Dataset items
□ □ □ □ □

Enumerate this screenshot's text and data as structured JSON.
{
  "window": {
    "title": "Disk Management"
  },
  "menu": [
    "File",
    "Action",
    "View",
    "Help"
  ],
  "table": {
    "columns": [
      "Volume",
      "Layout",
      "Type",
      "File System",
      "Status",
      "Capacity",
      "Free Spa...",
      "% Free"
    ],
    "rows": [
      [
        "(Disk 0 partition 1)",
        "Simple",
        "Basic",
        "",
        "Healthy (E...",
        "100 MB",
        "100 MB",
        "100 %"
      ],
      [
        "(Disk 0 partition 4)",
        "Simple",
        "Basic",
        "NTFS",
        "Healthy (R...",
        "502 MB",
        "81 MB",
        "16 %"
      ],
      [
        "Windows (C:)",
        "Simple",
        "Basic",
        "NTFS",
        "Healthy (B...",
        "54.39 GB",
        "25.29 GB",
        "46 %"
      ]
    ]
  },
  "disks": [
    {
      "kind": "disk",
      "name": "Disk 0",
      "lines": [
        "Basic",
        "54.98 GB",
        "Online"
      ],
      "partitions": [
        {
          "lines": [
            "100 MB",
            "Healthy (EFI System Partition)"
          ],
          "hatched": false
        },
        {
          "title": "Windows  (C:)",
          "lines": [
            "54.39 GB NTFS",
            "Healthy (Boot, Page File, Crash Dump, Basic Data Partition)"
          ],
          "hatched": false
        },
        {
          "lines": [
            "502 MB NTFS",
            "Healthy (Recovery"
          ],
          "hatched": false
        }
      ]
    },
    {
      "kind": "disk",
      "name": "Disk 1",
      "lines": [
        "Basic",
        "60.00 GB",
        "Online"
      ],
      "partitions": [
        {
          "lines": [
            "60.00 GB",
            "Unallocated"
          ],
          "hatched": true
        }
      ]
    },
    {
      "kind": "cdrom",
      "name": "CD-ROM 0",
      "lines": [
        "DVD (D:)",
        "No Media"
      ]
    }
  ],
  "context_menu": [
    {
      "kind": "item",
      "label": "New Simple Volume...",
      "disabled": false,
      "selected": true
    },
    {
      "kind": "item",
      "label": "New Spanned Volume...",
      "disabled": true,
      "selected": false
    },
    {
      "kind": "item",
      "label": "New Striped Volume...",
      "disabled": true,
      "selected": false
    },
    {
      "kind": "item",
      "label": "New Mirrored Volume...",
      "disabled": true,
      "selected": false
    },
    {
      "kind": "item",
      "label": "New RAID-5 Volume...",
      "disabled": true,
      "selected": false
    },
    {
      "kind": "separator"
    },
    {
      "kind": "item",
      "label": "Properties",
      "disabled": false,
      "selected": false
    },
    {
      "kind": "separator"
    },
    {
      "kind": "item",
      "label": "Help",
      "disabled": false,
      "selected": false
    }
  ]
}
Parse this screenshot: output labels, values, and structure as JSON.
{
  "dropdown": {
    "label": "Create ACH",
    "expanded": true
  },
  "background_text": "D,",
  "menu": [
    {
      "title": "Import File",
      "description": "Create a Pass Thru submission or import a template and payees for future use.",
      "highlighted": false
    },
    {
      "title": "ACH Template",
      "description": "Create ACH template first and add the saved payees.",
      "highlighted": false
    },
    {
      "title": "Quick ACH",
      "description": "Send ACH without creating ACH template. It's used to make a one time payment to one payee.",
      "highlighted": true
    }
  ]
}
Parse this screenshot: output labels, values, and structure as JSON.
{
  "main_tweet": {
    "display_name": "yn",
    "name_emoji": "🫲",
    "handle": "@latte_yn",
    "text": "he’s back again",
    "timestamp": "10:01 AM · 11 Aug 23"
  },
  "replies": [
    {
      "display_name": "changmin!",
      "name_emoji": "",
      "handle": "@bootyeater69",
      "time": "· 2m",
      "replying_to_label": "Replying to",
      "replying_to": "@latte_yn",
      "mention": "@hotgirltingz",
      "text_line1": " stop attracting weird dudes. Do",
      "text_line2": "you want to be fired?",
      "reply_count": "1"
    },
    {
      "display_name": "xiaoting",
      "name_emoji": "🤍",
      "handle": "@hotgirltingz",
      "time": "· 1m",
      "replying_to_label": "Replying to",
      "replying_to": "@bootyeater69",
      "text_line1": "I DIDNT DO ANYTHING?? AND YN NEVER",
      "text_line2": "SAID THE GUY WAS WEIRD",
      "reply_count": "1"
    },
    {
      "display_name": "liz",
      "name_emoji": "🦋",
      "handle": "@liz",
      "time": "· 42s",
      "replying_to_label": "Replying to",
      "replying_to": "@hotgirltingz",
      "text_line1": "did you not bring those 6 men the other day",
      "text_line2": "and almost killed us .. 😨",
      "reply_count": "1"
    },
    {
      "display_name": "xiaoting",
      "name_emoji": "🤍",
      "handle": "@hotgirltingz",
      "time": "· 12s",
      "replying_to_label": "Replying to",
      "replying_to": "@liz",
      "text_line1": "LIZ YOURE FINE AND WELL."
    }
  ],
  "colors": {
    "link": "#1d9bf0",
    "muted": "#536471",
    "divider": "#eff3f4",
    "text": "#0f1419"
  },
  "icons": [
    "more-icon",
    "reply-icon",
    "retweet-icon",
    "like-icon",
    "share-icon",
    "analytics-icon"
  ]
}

□ □ □ □ □

→ Requirement
All of the records must be retyped exactly as they are.

→ Exercise response
Enumerate this screenshot's text and data as structured JSON.
{
  "window": {
    "title": "Disk Management"
  },
  "menu": [
    "File",
    "Action",
    "View",
    "Help"
  ],
  "table": {
    "columns": [
      "Volume",
      "Layout",
      "Type",
      "File System",
      "Status",
      "Capacity",
      "Free Spa...",
      "% Free"
    ],
    "rows": [
      [
        "(Disk 0 partition 1)",
        "Simple",
        "Basic",
        "",
        "Healthy (E...",
        "100 MB",
        "100 MB",
        "100 %"
      ],
      [
        "(Disk 0 partition 4)",
        "Simple",
        "Basic",
        "NTFS",
        "Healthy (R...",
        "502 MB",
        "81 MB",
        "16 %"
      ],
      [
        "Windows (C:)",
        "Simple",
        "Basic",
        "NTFS",
        "Healthy (B...",
        "54.39 GB",
        "25.29 GB",
        "46 %"
      ]
    ]
  },
  "disks": [
    {
      "kind": "disk",
      "name": "Disk 0",
      "lines": [
        "Basic",
        "54.98 GB",
        "Online"
      ],
      "partitions": [
        {
          "lines": [
            "100 MB",
            "Healthy (EFI System Partition)"
          ],
          "hatched": false
        },
        {
          "title": "Windows  (C:)",
          "lines": [
            "54.39 GB NTFS",
            "Healthy (Boot, Page File, Crash Dump, Basic Data Partition)"
          ],
          "hatched": false
        },
        {
          "lines": [
            "502 MB NTFS",
            "Healthy (Recovery"
          ],
          "hatched": false
        }
      ]
    },
    {
      "kind": "disk",
      "name": "Disk 1",
      "lines": [
        "Basic",
        "60.00 GB",
        "Online"
      ],
      "partitions": [
        {
          "lines": [
            "60.00 GB",
            "Unallocated"
          ],
          "hatched": true
        }
      ]
    },
    {
      "kind": "cdrom",
      "name": "CD-ROM 0",
      "lines": [
        "DVD (D:)",
        "No Media"
      ]
    }
  ],
  "context_menu": [
    {
      "kind": "item",
      "label": "New Simple Volume...",
      "disabled": false,
      "selected": true
    },
    {
      "kind": "item",
      "label": "New Spanned Volume...",
      "disabled": true,
      "selected": false
    },
    {
      "kind": "item",
      "label": "New Striped Volume...",
      "disabled": true,
      "selected": false
    },
    {
      "kind": "item",
      "label": "New Mirrored Volume...",
      "disabled": true,
      "selected": false
    },
    {
      "kind": "item",
      "label": "New RAID-5 Volume...",
      "disabled": true,
      "selected": false
    },
    {
      "kind": "separator"
    },
    {
      "kind": "item",
      "label": "Properties",
      "disabled": false,
      "selected": false
    },
    {
      "kind": "separator"
    },
    {
      "kind": "item",
      "label": "Help",
      "disabled": false,
      "selected": false
    }
  ]
}
Parse this screenshot: output labels, values, and structure as JSON.
{
  "dropdown": {
    "label": "Create ACH",
    "expanded": true
  },
  "background_text": "D,",
  "menu": [
    {
      "title": "Import File",
      "description": "Create a Pass Thru submission or import a template and payees for future use.",
      "highlighted": false
    },
    {
      "title": "ACH Template",
      "description": "Create ACH template first and add the saved payees.",
      "highlighted": false
    },
    {
      "title": "Quick ACH",
      "description": "Send ACH without creating ACH template. It's used to make a one time payment to one payee.",
      "highlighted": true
    }
  ]
}
Parse this screenshot: output labels, values, and structure as JSON.
{
  "main_tweet": {
    "display_name": "yn",
    "name_emoji": "🫲",
    "handle": "@latte_yn",
    "text": "he’s back again",
    "timestamp": "10:01 AM · 11 Aug 23"
  },
  "replies": [
    {
      "display_name": "changmin!",
      "name_emoji": "",
      "handle": "@bootyeater69",
      "time": "· 2m",
      "replying_to_label": "Replying to",
      "replying_to": "@latte_yn",
      "mention": "@hotgirltingz",
      "text_line1": " stop attracting weird dudes. Do",
      "text_line2": "you want to be fired?",
      "reply_count": "1"
    },
    {
      "display_name": "xiaoting",
      "name_emoji": "🤍",
      "handle": "@hotgirltingz",
      "time": "· 1m",
      "replying_to_label": "Replying to",
      "replying_to": "@bootyeater69",
      "text_line1": "I DIDNT DO ANYTHING?? AND YN NEVER",
      "text_line2": "SAID THE GUY WAS WEIRD",
      "reply_count": "1"
    },
    {
      "display_name": "liz",
      "name_emoji": "🦋",
      "handle": "@liz",
      "time": "· 42s",
      "replying_to_label": "Replying to",
      "replying_to": "@hotgirltingz",
      "text_line1": "did you not bring those 6 men the other day",
      "text_line2": "and almost killed us .. 😨",
      "reply_count": "1"
    },
    {
      "display_name": "xiaoting",
      "name_emoji": "🤍",
      "handle": "@hotgirltingz",
      "time": "· 12s",
      "replying_to_label": "Replying to",
      "replying_to": "@liz",
      "text_line1": "LIZ YOURE FINE AND WELL."
    }
  ],
  "colors": {
    "link": "#1d9bf0",
    "muted": "#536471",
    "divider": "#eff3f4",
    "text": "#0f1419"
  },
  "icons": [
    "more-icon",
    "reply-icon",
    "retweet-icon",
    "like-icon",
    "share-icon",
    "analytics-icon"
  ]
}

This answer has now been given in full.